• **Given exercise**:
Read the lines that follow and pick out every one containing the word "name".

Figure data in JSON
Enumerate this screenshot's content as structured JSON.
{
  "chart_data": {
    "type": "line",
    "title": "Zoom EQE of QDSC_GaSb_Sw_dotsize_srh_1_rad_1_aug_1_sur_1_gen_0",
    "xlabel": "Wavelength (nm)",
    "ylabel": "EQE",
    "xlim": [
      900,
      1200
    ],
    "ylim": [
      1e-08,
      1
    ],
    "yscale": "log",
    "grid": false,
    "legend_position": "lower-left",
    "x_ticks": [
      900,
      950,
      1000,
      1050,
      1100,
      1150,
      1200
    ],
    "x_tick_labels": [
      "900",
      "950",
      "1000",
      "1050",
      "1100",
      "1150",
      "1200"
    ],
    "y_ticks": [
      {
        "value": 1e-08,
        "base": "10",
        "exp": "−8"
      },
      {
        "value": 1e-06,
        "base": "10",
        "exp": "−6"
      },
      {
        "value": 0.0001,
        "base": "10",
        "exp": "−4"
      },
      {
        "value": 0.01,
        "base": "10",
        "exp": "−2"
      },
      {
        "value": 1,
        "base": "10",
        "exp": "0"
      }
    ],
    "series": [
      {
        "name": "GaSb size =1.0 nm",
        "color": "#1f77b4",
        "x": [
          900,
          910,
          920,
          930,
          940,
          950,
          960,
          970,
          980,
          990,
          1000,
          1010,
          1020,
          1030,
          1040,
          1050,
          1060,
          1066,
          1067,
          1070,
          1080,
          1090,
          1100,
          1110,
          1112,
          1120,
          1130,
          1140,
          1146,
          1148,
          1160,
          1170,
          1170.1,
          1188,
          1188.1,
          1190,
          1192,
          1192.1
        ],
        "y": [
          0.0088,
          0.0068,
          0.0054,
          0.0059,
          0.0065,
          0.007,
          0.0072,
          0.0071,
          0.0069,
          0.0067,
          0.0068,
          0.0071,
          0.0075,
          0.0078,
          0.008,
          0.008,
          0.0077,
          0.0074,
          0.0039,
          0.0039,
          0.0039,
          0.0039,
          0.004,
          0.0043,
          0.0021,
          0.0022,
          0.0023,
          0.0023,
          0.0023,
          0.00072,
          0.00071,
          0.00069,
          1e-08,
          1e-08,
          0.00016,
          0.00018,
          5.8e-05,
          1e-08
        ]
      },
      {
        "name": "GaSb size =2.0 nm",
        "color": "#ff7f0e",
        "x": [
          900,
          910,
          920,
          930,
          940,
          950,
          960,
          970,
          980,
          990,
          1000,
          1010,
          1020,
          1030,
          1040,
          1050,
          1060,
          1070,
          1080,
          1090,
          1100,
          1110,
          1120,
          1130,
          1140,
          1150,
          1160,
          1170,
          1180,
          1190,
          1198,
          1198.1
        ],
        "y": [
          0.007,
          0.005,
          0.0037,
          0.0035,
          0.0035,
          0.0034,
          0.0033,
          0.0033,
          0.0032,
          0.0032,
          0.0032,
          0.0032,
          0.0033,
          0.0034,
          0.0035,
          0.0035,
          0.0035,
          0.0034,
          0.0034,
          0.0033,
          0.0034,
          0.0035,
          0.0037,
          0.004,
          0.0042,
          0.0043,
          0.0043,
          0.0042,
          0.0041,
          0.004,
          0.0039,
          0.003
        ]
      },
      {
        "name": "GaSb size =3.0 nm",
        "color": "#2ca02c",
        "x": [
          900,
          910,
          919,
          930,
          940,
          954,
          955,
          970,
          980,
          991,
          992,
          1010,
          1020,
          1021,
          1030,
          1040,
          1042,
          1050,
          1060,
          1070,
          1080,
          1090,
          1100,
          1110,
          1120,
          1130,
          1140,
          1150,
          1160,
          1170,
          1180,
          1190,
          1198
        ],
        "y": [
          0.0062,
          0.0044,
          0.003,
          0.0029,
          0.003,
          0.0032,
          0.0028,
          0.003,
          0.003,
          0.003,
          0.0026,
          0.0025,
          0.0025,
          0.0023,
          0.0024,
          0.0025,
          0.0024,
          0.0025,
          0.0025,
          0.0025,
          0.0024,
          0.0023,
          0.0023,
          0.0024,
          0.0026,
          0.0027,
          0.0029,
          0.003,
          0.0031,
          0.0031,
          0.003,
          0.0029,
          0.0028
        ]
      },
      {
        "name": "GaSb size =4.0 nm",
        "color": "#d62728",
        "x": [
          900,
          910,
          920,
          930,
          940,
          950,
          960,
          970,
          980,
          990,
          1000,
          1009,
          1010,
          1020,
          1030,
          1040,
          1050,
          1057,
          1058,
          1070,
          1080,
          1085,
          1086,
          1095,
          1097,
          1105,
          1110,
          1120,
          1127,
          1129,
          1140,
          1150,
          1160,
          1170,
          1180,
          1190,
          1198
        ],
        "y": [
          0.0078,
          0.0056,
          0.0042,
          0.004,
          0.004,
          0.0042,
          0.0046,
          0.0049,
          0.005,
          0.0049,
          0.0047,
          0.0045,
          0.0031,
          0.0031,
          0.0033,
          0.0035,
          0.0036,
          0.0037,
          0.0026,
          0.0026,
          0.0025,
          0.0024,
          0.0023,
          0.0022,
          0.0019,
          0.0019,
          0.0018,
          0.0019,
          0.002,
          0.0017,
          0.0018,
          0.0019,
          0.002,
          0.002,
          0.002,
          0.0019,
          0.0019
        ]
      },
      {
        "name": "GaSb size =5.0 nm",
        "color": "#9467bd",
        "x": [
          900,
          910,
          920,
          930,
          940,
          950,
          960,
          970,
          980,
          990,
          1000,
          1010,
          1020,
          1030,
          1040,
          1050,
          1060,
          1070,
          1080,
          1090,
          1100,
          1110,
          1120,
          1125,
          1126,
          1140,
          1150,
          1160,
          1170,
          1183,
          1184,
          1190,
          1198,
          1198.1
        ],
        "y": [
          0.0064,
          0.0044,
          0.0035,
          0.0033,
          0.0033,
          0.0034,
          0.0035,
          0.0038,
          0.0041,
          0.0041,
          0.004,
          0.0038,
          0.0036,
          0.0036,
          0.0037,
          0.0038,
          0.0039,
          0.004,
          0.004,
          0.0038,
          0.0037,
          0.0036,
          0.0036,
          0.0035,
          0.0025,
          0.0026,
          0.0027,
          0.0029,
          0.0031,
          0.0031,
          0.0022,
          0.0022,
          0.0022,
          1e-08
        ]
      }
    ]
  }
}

• **Answer for the task**:
        "name": "GaSb size =1.0 nm",
        "name": "GaSb size =2.0 nm",
        "name": "GaSb size =3.0 nm",
        "name": "GaSb size =4.0 nm",
        "name": "GaSb size =5.0 nm",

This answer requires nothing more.